═══ RECORDS TO PROCESS ═══

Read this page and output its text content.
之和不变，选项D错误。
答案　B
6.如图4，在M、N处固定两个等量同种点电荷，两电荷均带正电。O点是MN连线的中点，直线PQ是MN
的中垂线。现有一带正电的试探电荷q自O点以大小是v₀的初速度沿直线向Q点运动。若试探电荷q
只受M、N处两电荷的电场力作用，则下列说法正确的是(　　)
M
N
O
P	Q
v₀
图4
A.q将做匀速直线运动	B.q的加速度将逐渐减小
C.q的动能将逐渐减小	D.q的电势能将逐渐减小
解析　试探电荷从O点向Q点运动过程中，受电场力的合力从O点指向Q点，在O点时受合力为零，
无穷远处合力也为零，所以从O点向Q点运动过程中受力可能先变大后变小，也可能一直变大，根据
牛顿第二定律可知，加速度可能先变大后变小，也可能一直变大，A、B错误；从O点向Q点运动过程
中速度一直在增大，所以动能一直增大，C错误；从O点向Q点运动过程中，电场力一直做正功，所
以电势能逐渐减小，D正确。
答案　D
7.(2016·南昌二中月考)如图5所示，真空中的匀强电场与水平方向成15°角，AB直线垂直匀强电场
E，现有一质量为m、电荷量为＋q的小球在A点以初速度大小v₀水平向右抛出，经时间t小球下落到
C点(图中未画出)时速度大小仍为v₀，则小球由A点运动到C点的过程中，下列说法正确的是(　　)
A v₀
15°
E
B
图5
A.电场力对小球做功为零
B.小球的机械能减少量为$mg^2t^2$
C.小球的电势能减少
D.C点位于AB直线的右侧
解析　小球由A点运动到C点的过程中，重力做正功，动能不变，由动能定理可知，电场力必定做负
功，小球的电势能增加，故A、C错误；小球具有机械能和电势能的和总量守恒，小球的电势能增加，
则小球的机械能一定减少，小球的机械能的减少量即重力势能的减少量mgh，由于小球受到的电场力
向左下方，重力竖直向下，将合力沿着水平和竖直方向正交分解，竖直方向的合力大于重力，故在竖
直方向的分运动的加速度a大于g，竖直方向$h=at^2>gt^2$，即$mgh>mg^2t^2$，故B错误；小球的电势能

═══

=== WHAT YOU WILL DO ===
Reproduce all the data word for word.

=== OUTPUT FOR THIS EXERCISE ===
Read this page and output its text content.
之和不变，选项D错误。
答案　B
6.如图4，在M、N处固定两个等量同种点电荷，两电荷均带正电。O点是MN连线的中点，直线PQ是MN
的中垂线。现有一带正电的试探电荷q自O点以大小是v₀的初速度沿直线向Q点运动。若试探电荷q
只受M、N处两电荷的电场力作用，则下列说法正确的是(　　)
M
N
O
P	Q
v₀
图4
A.q将做匀速直线运动	B.q的加速度将逐渐减小
C.q的动能将逐渐减小	D.q的电势能将逐渐减小
解析　试探电荷从O点向Q点运动过程中，受电场力的合力从O点指向Q点，在O点时受合力为零，
无穷远处合力也为零，所以从O点向Q点运动过程中受力可能先变大后变小，也可能一直变大，根据
牛顿第二定律可知，加速度可能先变大后变小，也可能一直变大，A、B错误；从O点向Q点运动过程
中速度一直在增大，所以动能一直增大，C错误；从O点向Q点运动过程中，电场力一直做正功，所
以电势能逐渐减小，D正确。
答案　D
7.(2016·南昌二中月考)如图5所示，真空中的匀强电场与水平方向成15°角，AB直线垂直匀强电场
E，现有一质量为m、电荷量为＋q的小球在A点以初速度大小v₀水平向右抛出，经时间t小球下落到
C点(图中未画出)时速度大小仍为v₀，则小球由A点运动到C点的过程中，下列说法正确的是(　　)
A v₀
15°
E
B
图5
A.电场力对小球做功为零
B.小球的机械能减少量为$mg^2t^2$
C.小球的电势能减少
D.C点位于AB直线的右侧
解析　小球由A点运动到C点的过程中，重力做正功，动能不变，由动能定理可知，电场力必定做负
功，小球的电势能增加，故A、C错误；小球具有机械能和电势能的和总量守恒，小球的电势能增加，
则小球的机械能一定减少，小球的机械能的减少量即重力势能的减少量mgh，由于小球受到的电场力
向左下方，重力竖直向下，将合力沿着水平和竖直方向正交分解，竖直方向的合力大于重力，故在竖
直方向的分运动的加速度a大于g，竖直方向$h=at^2>gt^2$，即$mgh>mg^2t^2$，故B错误；小球的电势能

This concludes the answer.